Objective.
Among the entries that follow, tally the lines with the string "name". Give no more than the number.

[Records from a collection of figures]

-=-=-

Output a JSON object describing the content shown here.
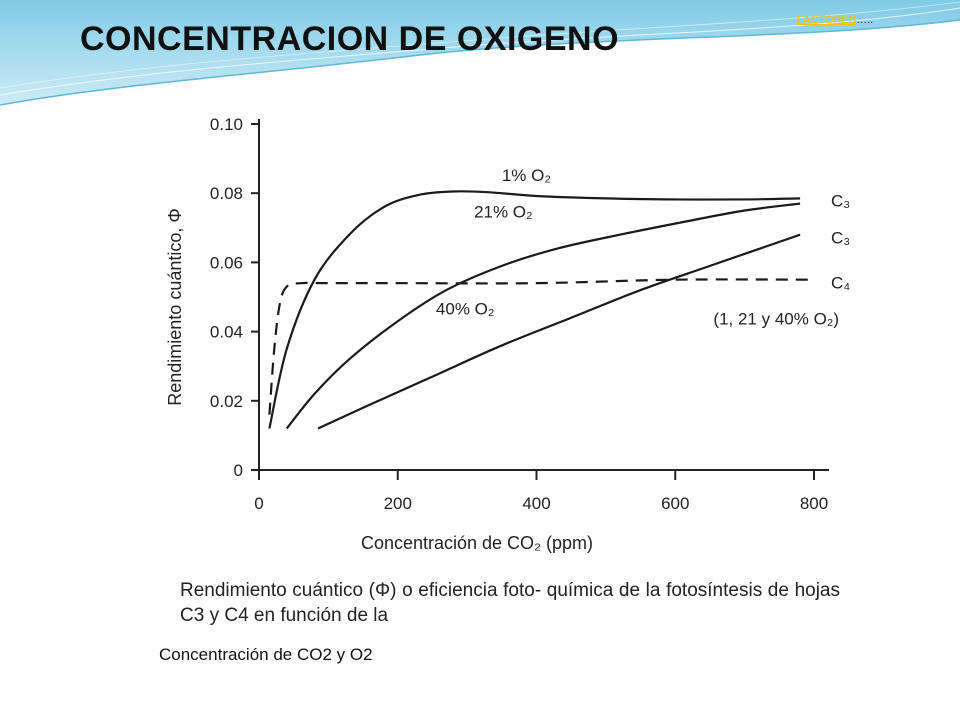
{
  "slide": {
    "title": "CONCENTRACION DE OXIGENO",
    "factors_link": "FACTORES",
    "factors_suffix": "…..",
    "footer_caption": "Concentración de CO2 y O2",
    "figure_caption": "Rendimiento cuántico (Φ) o eficiencia foto- química de la fotosíntesis de hojas C3 y C4 en función de la"
  },
  "chart_data": {
    "type": "line",
    "xlabel": "Concentración de CO₂ (ppm)",
    "ylabel": "Rendimiento cuántico, Φ",
    "xlim": [
      0,
      800
    ],
    "ylim": [
      0,
      0.1
    ],
    "xticks": [
      0,
      200,
      400,
      600,
      800
    ],
    "yticks": [
      0,
      0.02,
      0.04,
      0.06,
      0.08,
      0.1
    ],
    "ytick_labels": [
      "0",
      "0.02",
      "0.04",
      "0.06",
      "0.08",
      "0.10"
    ],
    "series": [
      {
        "name": "C3 1% O2",
        "label": "1% O₂",
        "end_label": "C₃",
        "style": "solid",
        "x": [
          15,
          40,
          80,
          130,
          180,
          230,
          280,
          330,
          400,
          500,
          600,
          700,
          780
        ],
        "y": [
          0.012,
          0.035,
          0.055,
          0.068,
          0.076,
          0.0795,
          0.0805,
          0.0803,
          0.0792,
          0.0785,
          0.0782,
          0.0782,
          0.0785
        ]
      },
      {
        "name": "C3 21% O2",
        "label": "21% O₂",
        "end_label": "C₃",
        "style": "solid",
        "x": [
          40,
          80,
          130,
          200,
          270,
          350,
          430,
          520,
          620,
          700,
          780
        ],
        "y": [
          0.012,
          0.022,
          0.032,
          0.043,
          0.052,
          0.059,
          0.064,
          0.068,
          0.072,
          0.075,
          0.077
        ]
      },
      {
        "name": "C3 40% O2",
        "label": "40% O₂",
        "end_label": "C₃",
        "style": "solid",
        "x": [
          85,
          150,
          250,
          350,
          450,
          550,
          650,
          780
        ],
        "y": [
          0.012,
          0.018,
          0.027,
          0.036,
          0.044,
          0.052,
          0.059,
          0.068
        ]
      },
      {
        "name": "C4 (1, 21 y 40% O2)",
        "label": "(1, 21 y 40% O₂)",
        "end_label": "C₄",
        "style": "dashed",
        "x": [
          15,
          22,
          30,
          40,
          60,
          100,
          200,
          400,
          600,
          800
        ],
        "y": [
          0.016,
          0.035,
          0.048,
          0.053,
          0.054,
          0.054,
          0.054,
          0.054,
          0.055,
          0.055
        ]
      }
    ],
    "grid": false,
    "legend": "inline labels"
  },
  "colors": {
    "banner_top": "#9fd8ec",
    "banner_light": "#d9f1f9",
    "banner_line": "#7fc4de",
    "factors_link": "#f5c400"
  }
}
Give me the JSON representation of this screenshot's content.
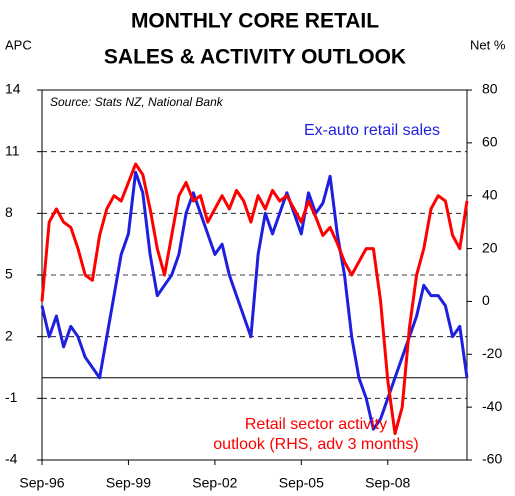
{
  "chart_data": {
    "type": "line",
    "title": [
      "MONTHLY CORE RETAIL",
      "SALES & ACTIVITY OUTLOOK"
    ],
    "ylabel": "APC",
    "y2label": "Net %",
    "annotation": "Source: Stats NZ, National Bank",
    "categories": [
      "Sep-96",
      null,
      null,
      null,
      null,
      null,
      null,
      null,
      null,
      null,
      null,
      null,
      "Sep-99",
      null,
      null,
      null,
      null,
      null,
      null,
      null,
      null,
      null,
      null,
      null,
      "Sep-02",
      null,
      null,
      null,
      null,
      null,
      null,
      null,
      null,
      null,
      null,
      null,
      "Sep-05",
      null,
      null,
      null,
      null,
      null,
      null,
      null,
      null,
      null,
      null,
      null,
      "Sep-08",
      null,
      null,
      null,
      null,
      null,
      null,
      null,
      null,
      null,
      null,
      null
    ],
    "ylim": [
      -4,
      14
    ],
    "yticks": [
      14,
      11,
      8,
      5,
      2,
      -1,
      -4
    ],
    "y2lim": [
      -60,
      80
    ],
    "y2ticks": [
      80,
      60,
      40,
      20,
      0,
      -20,
      -40,
      -60
    ],
    "grid": true,
    "series": [
      {
        "name": "Ex-auto retail sales",
        "color": "#1f1fe0",
        "values": [
          3.5,
          2,
          3,
          1.5,
          2.5,
          2,
          1,
          0.5,
          0,
          2,
          4,
          6,
          7,
          10,
          9,
          6,
          4,
          4.5,
          5,
          6,
          8,
          9,
          8,
          7,
          6,
          6.5,
          5,
          4,
          3,
          2,
          6,
          8,
          7,
          8,
          9,
          8,
          7,
          9,
          8,
          8.5,
          9.8,
          7,
          5,
          2,
          0,
          -1,
          -2.5,
          -2,
          -1,
          0,
          1,
          2,
          3,
          4.5,
          4,
          4,
          3.5,
          2,
          2.5,
          0
        ]
      },
      {
        "name": [
          "Retail sector activity",
          "outlook (RHS, adv 3 months)"
        ],
        "color": "#ff0000",
        "axis": "y2",
        "values": [
          0,
          30,
          35,
          30,
          28,
          20,
          10,
          8,
          25,
          35,
          40,
          38,
          45,
          52,
          48,
          35,
          20,
          10,
          25,
          40,
          45,
          38,
          40,
          30,
          35,
          40,
          35,
          42,
          38,
          30,
          40,
          35,
          42,
          38,
          40,
          35,
          30,
          38,
          32,
          25,
          28,
          22,
          15,
          10,
          15,
          20,
          20,
          0,
          -30,
          -50,
          -40,
          -10,
          10,
          20,
          35,
          40,
          38,
          25,
          20,
          38
        ]
      }
    ]
  }
}
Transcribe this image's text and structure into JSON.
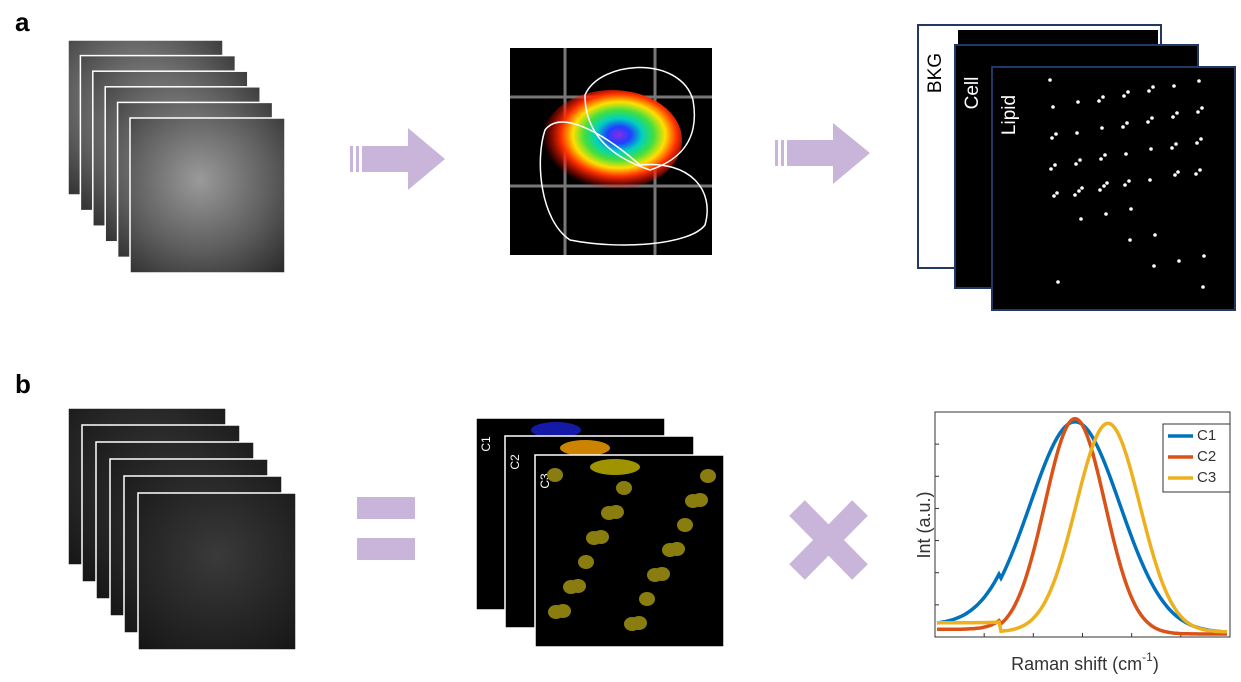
{
  "panel_a": {
    "label": "a",
    "masks": [
      "BKG",
      "Cell",
      "Lipid"
    ]
  },
  "panel_b": {
    "label": "b",
    "components": [
      "C1",
      "C2",
      "C3"
    ],
    "plot": {
      "ylabel": "Int (a.u.)",
      "xlabel_main": "Raman shift (cm",
      "xlabel_sup": "-1",
      "xlabel_end": ")",
      "legend": [
        "C1",
        "C2",
        "C3"
      ]
    }
  }
}
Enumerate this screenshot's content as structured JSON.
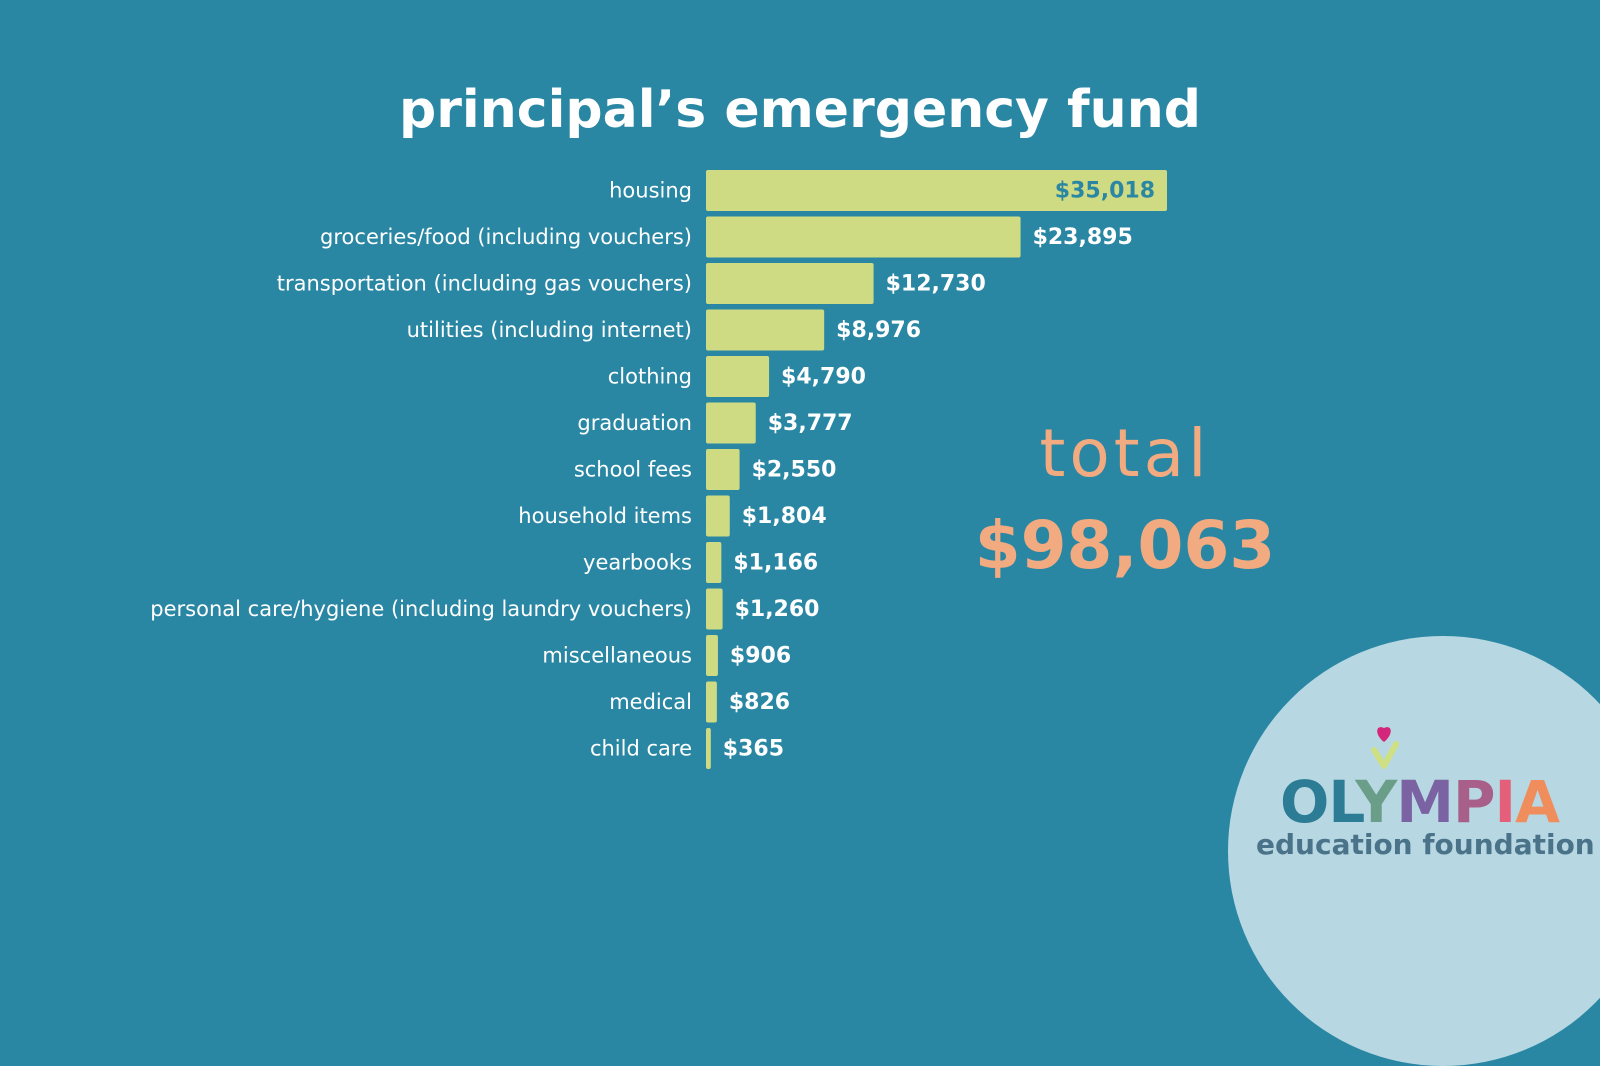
{
  "title": "principal’s emergency fund",
  "total": {
    "label": "total",
    "value": "$98,063"
  },
  "logo": {
    "word": [
      "O",
      "L",
      "Y",
      "M",
      "P",
      "I",
      "A"
    ],
    "word_colors": [
      "#2c7c95",
      "#2c7c95",
      "#6a9e88",
      "#7a62a3",
      "#a85f8a",
      "#e35f7a",
      "#ef8e5c"
    ],
    "subtitle": "education foundation",
    "heart_color": "#d4267b",
    "check_color": "#cfe083"
  },
  "colors": {
    "background": "#2a87a4",
    "bar": "#cfdb83",
    "total": "#f2aa80"
  },
  "chart_data": {
    "type": "bar",
    "orientation": "horizontal",
    "title": "principal’s emergency fund",
    "xlabel": "",
    "ylabel": "",
    "categories": [
      "housing",
      "groceries/food (including vouchers)",
      "transportation (including gas vouchers)",
      "utilities (including internet)",
      "clothing",
      "graduation",
      "school fees",
      "household items",
      "yearbooks",
      "personal care/hygiene (including laundry vouchers)",
      "miscellaneous",
      "medical",
      "child care"
    ],
    "values": [
      35018,
      23895,
      12730,
      8976,
      4790,
      3777,
      2550,
      1804,
      1166,
      1260,
      906,
      826,
      365
    ],
    "value_labels": [
      "$35,018",
      "$23,895",
      "$12,730",
      "$8,976",
      "$4,790",
      "$3,777",
      "$2,550",
      "$1,804",
      "$1,166",
      "$1,260",
      "$906",
      "$826",
      "$365"
    ],
    "xlim": [
      0,
      35018
    ],
    "grid": false,
    "legend": "none"
  }
}
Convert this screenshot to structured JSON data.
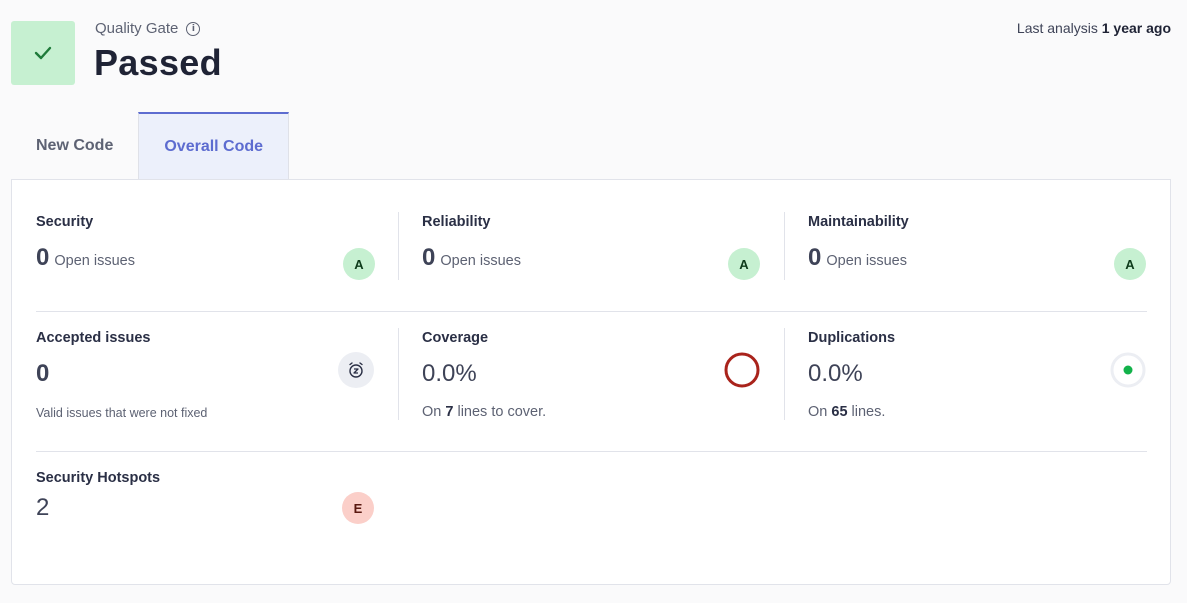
{
  "quality_gate": {
    "label": "Quality Gate",
    "status": "Passed",
    "info_icon": "info-icon",
    "status_icon": "check-icon",
    "status_color": "#1f7a3a"
  },
  "last_analysis": {
    "prefix": "Last analysis",
    "value": "1 year ago"
  },
  "tabs": [
    {
      "label": "New Code",
      "active": false
    },
    {
      "label": "Overall Code",
      "active": true
    }
  ],
  "metrics": {
    "security": {
      "title": "Security",
      "value": "0",
      "label": "Open issues",
      "rating": "A"
    },
    "reliability": {
      "title": "Reliability",
      "value": "0",
      "label": "Open issues",
      "rating": "A"
    },
    "maintainability": {
      "title": "Maintainability",
      "value": "0",
      "label": "Open issues",
      "rating": "A"
    },
    "accepted": {
      "title": "Accepted issues",
      "value": "0",
      "description": "Valid issues that were not fixed",
      "icon": "snooze-clock-icon"
    },
    "coverage": {
      "title": "Coverage",
      "value": "0.0%",
      "sub_prefix": "On",
      "sub_count": "7",
      "sub_suffix": "lines to cover.",
      "ring_color": "#a9231b"
    },
    "duplications": {
      "title": "Duplications",
      "value": "0.0%",
      "sub_prefix": "On",
      "sub_count": "65",
      "sub_suffix": "lines.",
      "dot_color": "#12b24a"
    },
    "hotspots": {
      "title": "Security Hotspots",
      "value": "2",
      "rating": "E"
    }
  }
}
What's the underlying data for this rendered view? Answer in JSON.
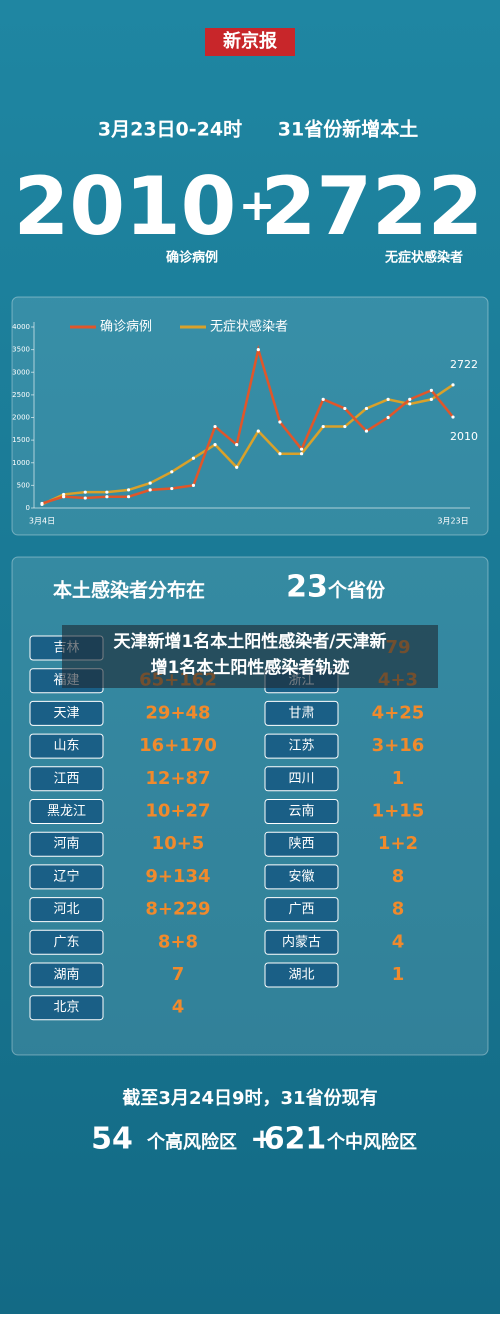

-=-=-

Right answer.
6